Instruction -> For each line that holds "title", copy the line out.

Supplied data ->
----------
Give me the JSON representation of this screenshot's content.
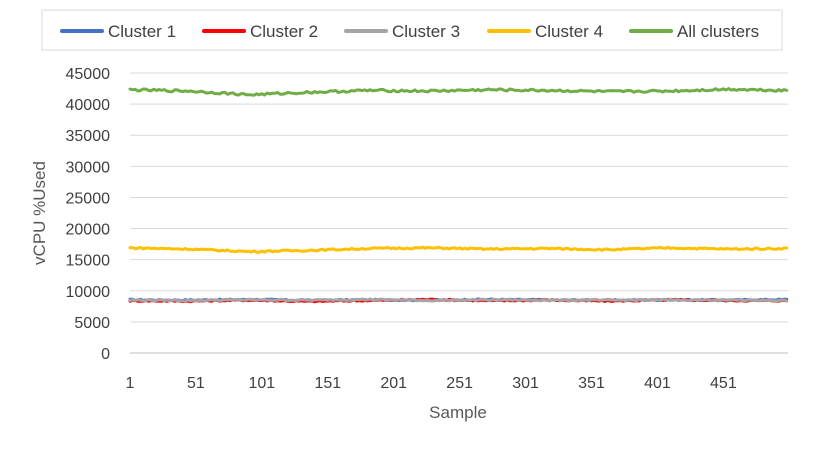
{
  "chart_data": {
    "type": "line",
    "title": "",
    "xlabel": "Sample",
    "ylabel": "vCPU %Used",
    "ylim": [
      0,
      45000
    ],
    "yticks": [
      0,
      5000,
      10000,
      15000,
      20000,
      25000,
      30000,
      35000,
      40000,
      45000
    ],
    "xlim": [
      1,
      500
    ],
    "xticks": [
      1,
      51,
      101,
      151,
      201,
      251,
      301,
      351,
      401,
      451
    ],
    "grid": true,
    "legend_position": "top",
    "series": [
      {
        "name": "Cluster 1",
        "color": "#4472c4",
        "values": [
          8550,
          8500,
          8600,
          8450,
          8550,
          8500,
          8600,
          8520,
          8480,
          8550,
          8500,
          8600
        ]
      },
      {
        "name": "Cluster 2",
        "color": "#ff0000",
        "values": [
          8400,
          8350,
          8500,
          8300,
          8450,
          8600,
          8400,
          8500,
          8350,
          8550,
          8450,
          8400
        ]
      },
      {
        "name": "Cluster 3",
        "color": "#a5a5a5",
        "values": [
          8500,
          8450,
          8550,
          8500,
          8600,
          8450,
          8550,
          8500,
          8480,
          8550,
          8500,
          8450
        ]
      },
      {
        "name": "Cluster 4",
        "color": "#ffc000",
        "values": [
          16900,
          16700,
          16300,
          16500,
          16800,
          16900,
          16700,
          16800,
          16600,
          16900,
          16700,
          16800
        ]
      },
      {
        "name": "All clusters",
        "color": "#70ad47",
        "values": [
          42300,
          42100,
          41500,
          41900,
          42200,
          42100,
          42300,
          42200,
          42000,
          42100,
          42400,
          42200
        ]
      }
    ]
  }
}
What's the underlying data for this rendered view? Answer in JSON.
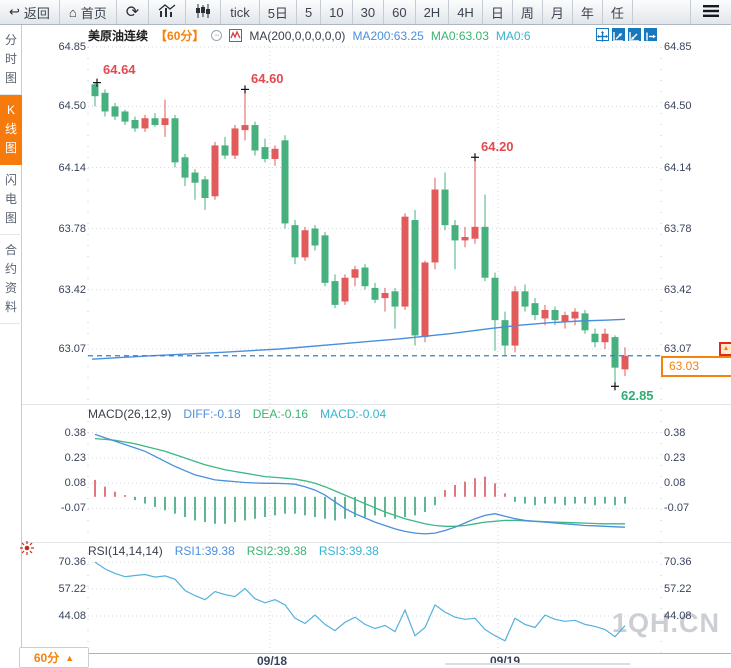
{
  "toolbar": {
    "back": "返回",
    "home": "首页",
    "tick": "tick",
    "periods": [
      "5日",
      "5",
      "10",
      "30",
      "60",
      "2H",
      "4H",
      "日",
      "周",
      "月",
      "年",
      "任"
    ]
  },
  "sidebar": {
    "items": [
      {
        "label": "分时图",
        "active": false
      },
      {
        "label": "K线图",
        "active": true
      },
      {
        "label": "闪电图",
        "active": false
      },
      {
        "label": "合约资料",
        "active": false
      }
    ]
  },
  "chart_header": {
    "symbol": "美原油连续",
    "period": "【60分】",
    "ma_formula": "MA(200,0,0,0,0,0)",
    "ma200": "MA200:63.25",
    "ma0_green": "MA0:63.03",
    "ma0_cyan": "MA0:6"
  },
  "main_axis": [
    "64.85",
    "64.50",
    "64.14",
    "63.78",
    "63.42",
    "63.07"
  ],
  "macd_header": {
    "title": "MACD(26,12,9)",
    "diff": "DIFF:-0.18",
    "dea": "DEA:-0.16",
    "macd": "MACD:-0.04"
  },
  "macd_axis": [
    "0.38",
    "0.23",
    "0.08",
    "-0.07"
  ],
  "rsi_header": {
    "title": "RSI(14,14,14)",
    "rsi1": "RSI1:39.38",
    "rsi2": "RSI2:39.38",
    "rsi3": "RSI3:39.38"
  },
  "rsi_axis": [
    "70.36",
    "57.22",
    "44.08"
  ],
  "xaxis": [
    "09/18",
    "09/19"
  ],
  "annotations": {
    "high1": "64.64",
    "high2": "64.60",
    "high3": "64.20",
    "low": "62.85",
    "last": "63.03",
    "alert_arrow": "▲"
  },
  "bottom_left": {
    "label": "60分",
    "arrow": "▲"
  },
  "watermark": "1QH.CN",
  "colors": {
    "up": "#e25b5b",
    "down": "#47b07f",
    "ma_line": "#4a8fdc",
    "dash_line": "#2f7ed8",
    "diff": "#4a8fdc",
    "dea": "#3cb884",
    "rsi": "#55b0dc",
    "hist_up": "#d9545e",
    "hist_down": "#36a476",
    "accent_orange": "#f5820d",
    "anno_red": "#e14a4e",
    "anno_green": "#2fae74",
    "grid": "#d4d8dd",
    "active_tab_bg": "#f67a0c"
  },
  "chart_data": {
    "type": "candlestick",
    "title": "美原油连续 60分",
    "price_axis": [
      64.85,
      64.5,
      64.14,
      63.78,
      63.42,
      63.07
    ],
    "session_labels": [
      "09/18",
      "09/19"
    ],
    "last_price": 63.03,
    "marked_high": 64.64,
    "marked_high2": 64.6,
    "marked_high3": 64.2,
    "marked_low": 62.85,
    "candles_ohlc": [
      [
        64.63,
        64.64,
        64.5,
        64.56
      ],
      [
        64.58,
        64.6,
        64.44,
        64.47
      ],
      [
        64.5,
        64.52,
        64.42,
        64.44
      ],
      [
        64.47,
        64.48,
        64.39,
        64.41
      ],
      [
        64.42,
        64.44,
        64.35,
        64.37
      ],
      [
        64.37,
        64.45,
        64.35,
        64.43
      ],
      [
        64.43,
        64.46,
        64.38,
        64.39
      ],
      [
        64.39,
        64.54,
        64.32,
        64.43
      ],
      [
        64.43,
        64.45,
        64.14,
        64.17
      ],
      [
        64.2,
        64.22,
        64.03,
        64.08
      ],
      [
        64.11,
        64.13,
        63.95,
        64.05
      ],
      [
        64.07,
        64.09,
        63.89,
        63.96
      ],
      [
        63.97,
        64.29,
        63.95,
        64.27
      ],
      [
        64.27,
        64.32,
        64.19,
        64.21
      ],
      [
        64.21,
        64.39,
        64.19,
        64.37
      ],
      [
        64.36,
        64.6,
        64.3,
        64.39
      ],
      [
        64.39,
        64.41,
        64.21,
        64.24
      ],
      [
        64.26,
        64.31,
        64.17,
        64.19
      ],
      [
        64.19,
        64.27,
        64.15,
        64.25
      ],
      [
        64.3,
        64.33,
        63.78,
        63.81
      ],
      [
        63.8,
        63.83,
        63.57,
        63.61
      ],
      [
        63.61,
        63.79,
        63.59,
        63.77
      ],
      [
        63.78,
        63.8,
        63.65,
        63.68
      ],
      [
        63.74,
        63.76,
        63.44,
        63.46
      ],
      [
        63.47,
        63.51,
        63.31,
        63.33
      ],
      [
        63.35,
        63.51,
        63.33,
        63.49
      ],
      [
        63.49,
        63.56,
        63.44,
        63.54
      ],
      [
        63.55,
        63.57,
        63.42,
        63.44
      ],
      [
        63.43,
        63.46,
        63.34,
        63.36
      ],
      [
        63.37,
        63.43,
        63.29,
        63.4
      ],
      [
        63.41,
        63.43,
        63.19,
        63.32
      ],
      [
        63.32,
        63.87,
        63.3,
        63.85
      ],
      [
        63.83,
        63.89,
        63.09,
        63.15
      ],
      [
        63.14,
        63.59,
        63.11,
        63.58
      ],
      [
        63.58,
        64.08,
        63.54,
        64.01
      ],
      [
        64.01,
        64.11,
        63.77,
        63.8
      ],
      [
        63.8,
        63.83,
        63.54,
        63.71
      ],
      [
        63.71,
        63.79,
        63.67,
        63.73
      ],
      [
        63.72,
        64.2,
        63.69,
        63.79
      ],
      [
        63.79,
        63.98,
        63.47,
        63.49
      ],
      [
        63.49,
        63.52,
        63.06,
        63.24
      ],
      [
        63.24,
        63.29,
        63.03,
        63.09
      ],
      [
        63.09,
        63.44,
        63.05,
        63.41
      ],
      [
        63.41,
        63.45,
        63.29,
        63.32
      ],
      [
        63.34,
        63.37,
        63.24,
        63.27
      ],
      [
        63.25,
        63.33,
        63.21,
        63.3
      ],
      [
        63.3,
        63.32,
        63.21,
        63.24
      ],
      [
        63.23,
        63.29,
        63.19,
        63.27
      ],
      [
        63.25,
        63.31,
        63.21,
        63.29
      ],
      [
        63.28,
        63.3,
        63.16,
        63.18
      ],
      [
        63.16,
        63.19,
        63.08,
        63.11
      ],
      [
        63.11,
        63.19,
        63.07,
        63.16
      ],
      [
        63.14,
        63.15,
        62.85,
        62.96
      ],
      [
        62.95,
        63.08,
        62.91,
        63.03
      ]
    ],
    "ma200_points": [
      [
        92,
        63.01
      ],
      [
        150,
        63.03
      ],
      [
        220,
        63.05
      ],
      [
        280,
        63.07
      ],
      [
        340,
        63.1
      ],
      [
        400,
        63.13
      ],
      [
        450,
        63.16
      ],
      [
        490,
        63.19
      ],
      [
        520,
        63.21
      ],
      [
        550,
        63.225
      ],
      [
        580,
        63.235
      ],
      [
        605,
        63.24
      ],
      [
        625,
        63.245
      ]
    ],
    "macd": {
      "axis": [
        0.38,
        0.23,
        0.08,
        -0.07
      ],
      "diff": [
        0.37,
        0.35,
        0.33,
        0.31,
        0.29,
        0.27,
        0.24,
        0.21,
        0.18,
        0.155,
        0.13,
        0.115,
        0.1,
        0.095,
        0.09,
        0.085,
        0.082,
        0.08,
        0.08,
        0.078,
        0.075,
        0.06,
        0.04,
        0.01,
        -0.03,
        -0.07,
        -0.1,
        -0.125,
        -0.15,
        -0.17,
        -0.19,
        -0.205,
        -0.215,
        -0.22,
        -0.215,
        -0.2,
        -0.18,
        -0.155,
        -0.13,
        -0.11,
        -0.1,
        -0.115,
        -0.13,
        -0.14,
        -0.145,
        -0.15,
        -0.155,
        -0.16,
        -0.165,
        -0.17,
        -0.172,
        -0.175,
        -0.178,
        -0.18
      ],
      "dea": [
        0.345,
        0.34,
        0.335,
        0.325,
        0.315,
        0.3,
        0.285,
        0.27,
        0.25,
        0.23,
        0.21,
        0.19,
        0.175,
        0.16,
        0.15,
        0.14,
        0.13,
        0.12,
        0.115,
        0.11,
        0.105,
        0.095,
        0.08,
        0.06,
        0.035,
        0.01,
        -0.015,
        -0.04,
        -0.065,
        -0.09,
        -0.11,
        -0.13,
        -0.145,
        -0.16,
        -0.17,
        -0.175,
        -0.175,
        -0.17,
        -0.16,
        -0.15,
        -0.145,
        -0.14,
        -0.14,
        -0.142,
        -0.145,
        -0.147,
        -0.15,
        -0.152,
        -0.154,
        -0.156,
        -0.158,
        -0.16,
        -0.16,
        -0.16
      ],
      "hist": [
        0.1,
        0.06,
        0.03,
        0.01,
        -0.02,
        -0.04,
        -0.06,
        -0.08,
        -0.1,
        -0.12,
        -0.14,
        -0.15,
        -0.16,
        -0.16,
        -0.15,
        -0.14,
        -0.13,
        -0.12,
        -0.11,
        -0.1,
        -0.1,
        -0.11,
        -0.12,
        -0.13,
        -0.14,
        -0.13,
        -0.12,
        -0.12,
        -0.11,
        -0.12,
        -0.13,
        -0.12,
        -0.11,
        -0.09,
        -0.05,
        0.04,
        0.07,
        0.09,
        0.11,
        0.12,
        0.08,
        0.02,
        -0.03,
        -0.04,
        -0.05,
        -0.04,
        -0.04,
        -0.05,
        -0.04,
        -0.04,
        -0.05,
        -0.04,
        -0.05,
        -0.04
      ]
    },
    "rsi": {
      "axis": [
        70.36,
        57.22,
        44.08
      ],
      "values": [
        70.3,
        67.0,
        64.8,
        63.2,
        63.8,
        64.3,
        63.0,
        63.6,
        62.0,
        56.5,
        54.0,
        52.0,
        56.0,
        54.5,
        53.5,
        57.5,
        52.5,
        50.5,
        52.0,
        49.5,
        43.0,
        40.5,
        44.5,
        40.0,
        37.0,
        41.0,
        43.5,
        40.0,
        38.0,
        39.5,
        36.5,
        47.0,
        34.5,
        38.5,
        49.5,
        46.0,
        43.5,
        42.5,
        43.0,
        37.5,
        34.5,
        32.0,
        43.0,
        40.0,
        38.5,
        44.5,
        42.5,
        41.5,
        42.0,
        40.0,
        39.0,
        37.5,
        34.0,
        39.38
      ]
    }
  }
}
----------
Problem solution ->
    "title": "",
    "title": "MACD(26,12,9)",
    "title": "RSI(14,14,14)",
    "title": "美原油连续 60分",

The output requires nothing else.